Find and copy every line in the records that includes the string "dmax".
════════════════
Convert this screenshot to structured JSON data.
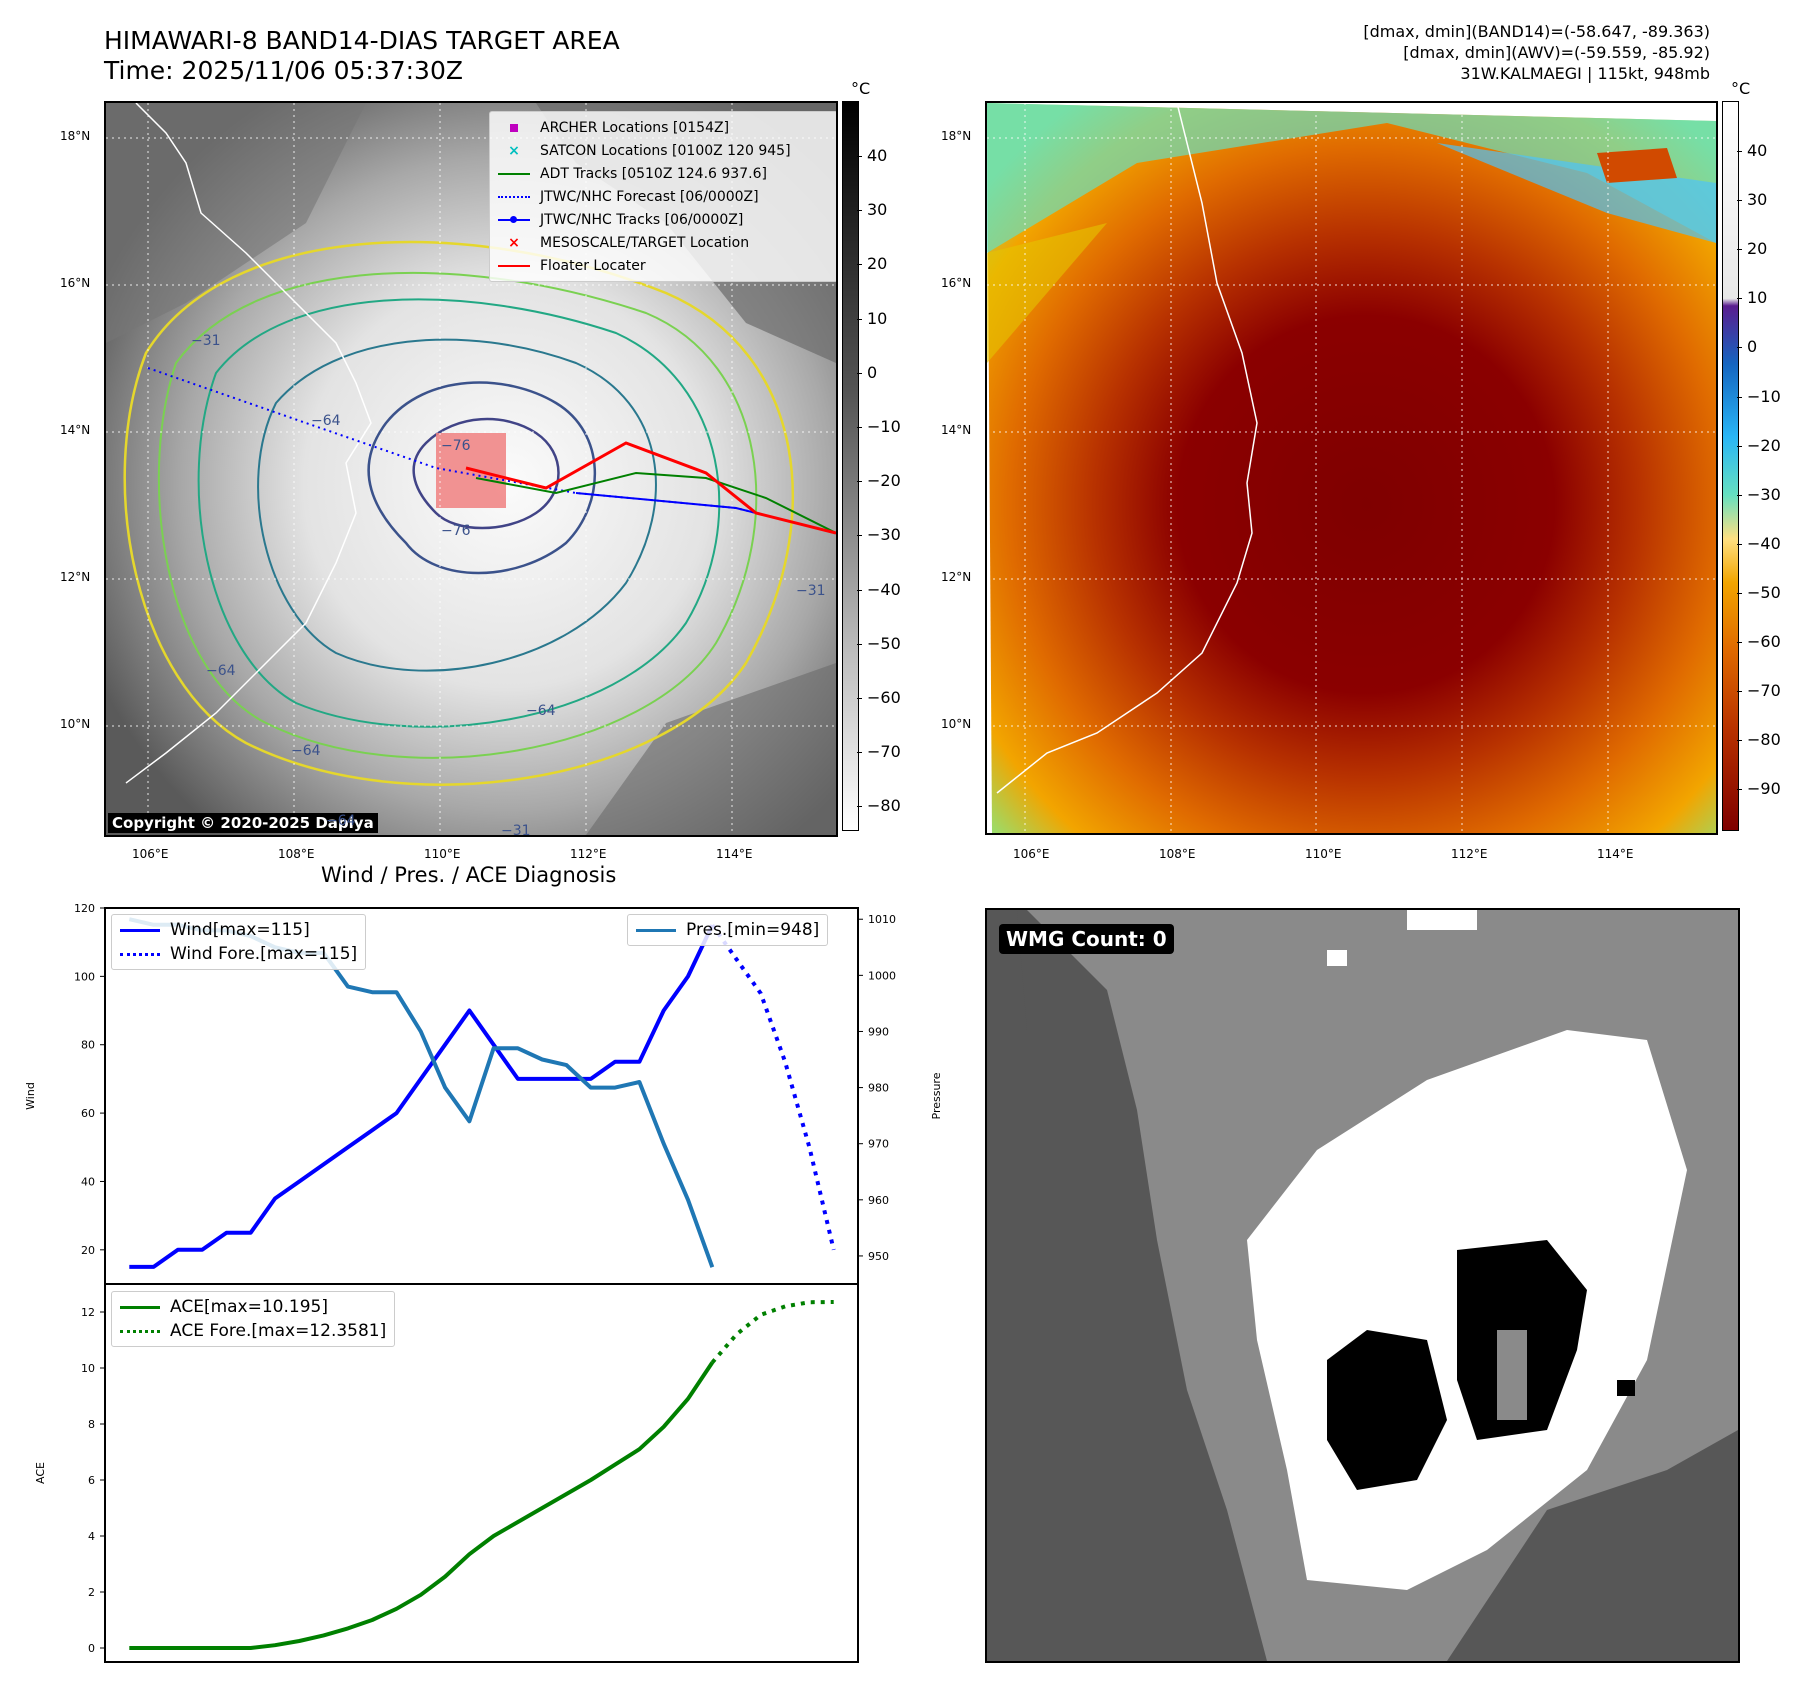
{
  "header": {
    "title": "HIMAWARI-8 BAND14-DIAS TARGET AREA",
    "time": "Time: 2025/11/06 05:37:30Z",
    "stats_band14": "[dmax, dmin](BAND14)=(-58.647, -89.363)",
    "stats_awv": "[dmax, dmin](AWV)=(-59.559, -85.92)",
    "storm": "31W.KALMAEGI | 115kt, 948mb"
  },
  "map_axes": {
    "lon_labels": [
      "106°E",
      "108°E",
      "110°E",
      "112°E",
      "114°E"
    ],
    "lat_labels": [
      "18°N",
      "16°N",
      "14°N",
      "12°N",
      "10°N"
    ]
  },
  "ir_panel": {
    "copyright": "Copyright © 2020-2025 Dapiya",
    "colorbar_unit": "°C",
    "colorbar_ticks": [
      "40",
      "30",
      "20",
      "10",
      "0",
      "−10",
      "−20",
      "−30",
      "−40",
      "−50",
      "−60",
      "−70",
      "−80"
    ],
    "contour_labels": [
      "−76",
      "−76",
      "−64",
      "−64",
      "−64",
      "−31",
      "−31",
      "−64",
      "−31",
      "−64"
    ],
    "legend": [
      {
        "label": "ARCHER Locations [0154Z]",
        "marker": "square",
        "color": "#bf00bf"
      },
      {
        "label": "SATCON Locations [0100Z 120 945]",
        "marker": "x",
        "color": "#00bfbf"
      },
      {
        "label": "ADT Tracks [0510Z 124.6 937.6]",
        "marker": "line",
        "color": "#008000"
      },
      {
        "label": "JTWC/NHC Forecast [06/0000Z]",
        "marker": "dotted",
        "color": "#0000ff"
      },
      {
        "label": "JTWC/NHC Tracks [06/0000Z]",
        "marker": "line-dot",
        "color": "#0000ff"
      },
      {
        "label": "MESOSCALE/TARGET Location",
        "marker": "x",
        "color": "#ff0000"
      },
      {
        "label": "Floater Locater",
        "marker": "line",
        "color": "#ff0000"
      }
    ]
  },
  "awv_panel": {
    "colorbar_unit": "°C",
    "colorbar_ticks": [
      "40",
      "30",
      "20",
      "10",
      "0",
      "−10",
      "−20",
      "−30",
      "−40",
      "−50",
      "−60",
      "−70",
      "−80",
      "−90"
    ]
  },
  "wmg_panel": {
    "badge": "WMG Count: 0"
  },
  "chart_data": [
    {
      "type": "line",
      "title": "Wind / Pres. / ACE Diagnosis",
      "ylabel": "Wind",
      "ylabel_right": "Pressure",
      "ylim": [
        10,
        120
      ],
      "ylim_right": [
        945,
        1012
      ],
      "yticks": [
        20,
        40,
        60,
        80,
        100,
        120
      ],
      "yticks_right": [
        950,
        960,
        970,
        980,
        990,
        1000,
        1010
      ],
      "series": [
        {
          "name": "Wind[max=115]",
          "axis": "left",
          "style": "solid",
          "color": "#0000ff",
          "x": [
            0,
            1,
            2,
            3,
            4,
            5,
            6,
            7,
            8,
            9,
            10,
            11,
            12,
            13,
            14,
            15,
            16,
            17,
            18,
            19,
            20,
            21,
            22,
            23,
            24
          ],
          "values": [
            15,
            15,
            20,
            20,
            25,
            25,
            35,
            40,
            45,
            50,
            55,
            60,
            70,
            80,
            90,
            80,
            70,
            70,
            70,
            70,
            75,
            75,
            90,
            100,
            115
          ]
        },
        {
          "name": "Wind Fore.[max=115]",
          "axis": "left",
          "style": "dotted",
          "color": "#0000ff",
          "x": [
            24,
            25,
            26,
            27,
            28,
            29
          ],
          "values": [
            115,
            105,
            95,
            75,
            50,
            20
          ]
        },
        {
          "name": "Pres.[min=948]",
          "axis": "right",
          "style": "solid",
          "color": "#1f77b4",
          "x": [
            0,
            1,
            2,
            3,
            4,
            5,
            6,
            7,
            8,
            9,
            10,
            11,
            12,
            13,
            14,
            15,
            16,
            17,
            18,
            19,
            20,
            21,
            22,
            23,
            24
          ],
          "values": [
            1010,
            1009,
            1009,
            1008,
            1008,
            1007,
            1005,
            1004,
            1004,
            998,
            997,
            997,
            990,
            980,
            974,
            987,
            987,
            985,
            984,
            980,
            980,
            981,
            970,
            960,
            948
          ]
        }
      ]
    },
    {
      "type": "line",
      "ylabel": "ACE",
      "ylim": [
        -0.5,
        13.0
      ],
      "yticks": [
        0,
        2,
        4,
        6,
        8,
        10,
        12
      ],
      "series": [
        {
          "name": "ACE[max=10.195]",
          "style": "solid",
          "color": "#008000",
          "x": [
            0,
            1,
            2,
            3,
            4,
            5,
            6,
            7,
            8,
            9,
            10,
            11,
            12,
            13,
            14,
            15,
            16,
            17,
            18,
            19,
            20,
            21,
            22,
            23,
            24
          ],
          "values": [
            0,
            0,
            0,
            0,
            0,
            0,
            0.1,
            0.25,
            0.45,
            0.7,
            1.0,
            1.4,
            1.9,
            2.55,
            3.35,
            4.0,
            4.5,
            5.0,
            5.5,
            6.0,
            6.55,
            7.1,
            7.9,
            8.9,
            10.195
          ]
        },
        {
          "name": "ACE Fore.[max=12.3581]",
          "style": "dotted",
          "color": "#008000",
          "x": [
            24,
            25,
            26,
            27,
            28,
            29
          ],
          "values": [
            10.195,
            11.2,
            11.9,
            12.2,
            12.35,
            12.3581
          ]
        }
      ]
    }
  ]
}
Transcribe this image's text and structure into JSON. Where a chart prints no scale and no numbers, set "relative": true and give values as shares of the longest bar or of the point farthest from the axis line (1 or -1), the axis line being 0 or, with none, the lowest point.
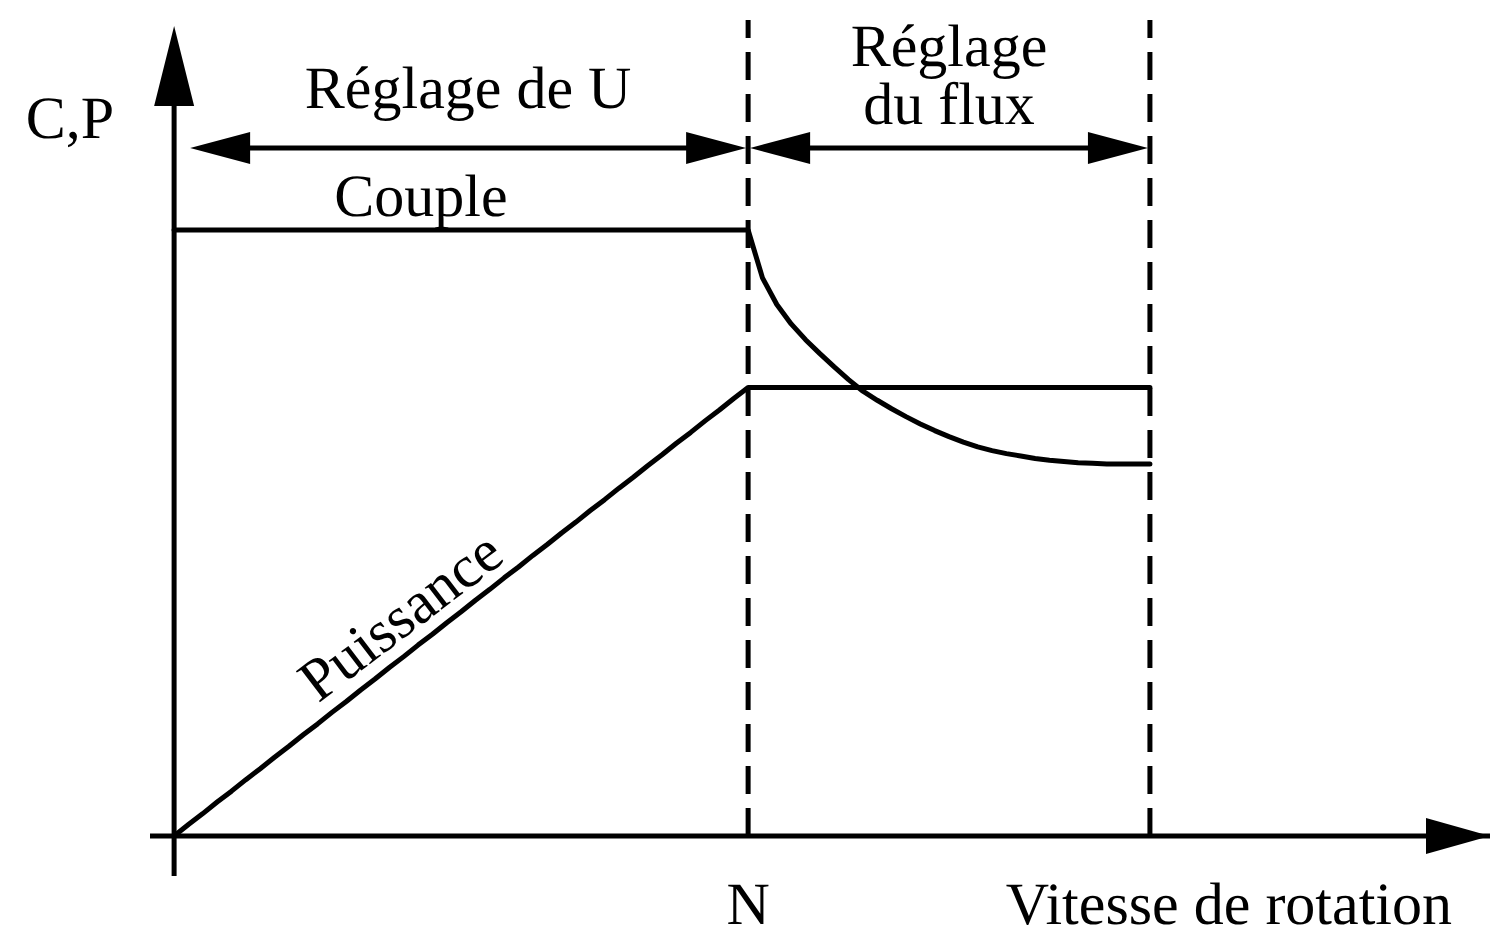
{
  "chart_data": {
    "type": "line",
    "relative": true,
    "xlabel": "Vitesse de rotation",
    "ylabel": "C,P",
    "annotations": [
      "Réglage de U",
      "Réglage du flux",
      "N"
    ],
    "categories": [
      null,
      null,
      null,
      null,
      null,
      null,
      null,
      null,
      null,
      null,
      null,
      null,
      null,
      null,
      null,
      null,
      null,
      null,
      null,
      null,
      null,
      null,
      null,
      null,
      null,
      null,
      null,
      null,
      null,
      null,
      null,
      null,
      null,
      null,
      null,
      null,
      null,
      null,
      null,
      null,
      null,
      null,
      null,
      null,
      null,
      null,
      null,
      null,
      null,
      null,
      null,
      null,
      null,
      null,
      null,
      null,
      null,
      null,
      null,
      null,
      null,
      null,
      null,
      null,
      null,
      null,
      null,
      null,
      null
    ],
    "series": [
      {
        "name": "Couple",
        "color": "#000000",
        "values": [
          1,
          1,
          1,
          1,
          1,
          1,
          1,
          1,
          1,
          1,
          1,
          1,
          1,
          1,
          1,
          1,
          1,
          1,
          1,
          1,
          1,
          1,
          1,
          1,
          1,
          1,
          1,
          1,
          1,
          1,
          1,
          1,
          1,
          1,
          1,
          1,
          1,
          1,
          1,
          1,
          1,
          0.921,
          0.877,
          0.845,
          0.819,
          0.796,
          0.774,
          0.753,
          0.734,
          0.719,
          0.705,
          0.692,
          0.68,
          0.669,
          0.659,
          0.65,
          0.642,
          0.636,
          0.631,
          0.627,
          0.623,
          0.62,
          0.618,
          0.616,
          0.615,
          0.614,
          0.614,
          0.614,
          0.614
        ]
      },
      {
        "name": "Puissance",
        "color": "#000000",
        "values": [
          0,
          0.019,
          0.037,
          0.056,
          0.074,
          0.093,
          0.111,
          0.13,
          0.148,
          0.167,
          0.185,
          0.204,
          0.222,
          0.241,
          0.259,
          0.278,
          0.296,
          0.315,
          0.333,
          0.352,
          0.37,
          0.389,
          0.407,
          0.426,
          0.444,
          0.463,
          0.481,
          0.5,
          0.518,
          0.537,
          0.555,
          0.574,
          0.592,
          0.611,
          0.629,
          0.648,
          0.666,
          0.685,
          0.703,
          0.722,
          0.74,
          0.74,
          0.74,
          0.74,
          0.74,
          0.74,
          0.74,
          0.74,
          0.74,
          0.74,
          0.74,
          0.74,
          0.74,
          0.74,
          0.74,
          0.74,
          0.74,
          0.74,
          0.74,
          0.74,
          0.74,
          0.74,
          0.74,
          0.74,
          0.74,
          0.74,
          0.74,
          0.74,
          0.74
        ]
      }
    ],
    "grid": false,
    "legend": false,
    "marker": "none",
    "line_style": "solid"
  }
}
════════════════
*CORRECT RESPONSE*
    "stats_band14": "[dmax, dmin](BAND14)=(-58.647, -89.363)",
    "stats_awv": "[dmax, dmin](AWV)=(-59.559, -85.92)",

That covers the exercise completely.